EXERCISE REQUIREMENTS
Which lines contain the string "Repository"? Please list every one of them.

SUPPLIED ENTRIES
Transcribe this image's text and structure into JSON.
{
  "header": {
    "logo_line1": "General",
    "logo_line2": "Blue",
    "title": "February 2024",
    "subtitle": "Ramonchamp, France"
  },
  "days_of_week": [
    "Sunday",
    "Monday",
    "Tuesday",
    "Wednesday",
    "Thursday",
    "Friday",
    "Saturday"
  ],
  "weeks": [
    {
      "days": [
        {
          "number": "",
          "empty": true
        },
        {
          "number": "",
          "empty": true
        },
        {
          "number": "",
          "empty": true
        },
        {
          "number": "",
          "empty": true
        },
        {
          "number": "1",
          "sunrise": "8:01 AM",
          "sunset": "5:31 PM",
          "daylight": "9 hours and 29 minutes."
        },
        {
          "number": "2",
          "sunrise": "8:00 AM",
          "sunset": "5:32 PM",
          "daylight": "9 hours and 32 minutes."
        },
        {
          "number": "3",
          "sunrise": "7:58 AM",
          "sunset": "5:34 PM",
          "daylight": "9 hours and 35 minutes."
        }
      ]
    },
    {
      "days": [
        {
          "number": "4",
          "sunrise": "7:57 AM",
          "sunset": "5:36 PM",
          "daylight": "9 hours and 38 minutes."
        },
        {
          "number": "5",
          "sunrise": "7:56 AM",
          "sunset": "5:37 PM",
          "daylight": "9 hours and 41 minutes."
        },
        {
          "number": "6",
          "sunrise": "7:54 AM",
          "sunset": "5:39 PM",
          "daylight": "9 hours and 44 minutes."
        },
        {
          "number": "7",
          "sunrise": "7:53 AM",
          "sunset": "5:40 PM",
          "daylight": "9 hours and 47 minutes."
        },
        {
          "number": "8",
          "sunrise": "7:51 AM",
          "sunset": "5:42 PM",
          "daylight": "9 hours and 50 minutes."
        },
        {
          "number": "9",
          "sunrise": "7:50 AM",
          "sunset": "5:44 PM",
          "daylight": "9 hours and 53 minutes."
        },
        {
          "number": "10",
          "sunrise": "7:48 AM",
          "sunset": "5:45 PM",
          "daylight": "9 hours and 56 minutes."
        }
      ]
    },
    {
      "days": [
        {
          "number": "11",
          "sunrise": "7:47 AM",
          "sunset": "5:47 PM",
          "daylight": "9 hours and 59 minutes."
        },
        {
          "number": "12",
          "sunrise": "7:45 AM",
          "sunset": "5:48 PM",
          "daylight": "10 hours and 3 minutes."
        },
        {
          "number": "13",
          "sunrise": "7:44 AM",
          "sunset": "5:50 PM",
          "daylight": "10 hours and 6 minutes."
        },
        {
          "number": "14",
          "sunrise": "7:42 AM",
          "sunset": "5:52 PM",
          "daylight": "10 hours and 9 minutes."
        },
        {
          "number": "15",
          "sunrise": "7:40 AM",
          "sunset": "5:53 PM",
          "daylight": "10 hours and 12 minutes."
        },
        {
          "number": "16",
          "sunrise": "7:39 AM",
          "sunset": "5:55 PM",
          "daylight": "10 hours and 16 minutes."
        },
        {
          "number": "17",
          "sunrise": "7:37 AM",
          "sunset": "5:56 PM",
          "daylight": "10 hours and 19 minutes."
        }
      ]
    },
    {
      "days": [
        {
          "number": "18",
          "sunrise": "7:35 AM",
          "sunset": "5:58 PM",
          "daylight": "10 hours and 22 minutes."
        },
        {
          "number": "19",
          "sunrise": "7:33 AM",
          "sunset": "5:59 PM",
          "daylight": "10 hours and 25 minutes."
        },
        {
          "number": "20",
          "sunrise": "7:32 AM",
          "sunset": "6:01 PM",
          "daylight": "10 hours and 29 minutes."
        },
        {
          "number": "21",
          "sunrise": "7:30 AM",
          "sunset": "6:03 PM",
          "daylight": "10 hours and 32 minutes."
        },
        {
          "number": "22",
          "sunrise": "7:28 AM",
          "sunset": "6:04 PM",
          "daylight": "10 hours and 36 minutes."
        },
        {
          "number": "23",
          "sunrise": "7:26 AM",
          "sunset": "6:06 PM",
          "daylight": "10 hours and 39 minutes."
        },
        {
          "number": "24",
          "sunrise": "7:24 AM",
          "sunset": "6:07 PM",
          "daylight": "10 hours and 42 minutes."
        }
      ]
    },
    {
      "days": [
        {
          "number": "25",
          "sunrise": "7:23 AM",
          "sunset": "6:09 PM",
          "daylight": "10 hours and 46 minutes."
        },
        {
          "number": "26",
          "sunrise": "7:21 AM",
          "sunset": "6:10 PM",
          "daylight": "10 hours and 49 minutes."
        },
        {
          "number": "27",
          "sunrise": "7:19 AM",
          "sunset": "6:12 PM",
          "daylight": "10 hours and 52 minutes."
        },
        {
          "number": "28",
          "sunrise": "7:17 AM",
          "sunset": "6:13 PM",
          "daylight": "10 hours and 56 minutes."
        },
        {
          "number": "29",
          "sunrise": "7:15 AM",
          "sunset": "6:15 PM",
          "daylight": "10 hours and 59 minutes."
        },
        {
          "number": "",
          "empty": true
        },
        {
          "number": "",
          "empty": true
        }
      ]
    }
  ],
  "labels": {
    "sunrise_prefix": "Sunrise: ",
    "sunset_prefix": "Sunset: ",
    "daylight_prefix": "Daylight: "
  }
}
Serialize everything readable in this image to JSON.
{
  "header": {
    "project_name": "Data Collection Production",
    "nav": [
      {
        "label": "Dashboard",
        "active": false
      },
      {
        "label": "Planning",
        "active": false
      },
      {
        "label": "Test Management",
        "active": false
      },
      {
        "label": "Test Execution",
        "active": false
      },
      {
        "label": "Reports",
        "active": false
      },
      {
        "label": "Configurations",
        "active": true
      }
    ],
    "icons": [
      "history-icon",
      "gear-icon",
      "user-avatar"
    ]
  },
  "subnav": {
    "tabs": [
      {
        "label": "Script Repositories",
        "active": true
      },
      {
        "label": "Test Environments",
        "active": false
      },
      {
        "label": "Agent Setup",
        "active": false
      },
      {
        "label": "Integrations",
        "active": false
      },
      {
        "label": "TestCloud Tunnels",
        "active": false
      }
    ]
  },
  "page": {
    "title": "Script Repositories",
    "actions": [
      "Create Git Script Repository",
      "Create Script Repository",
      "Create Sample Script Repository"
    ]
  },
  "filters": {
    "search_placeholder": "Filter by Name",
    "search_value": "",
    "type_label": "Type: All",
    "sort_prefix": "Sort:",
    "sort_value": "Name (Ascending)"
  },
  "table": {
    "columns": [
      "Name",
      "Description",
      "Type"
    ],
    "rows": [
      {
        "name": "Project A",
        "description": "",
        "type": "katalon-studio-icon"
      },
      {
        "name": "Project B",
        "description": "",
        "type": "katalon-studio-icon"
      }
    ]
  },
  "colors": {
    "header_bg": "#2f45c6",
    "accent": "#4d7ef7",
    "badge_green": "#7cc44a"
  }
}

WRITTEN ANSWER
      "Create Git Script Repository",
      "Create Script Repository",
      "Create Sample Script Repository"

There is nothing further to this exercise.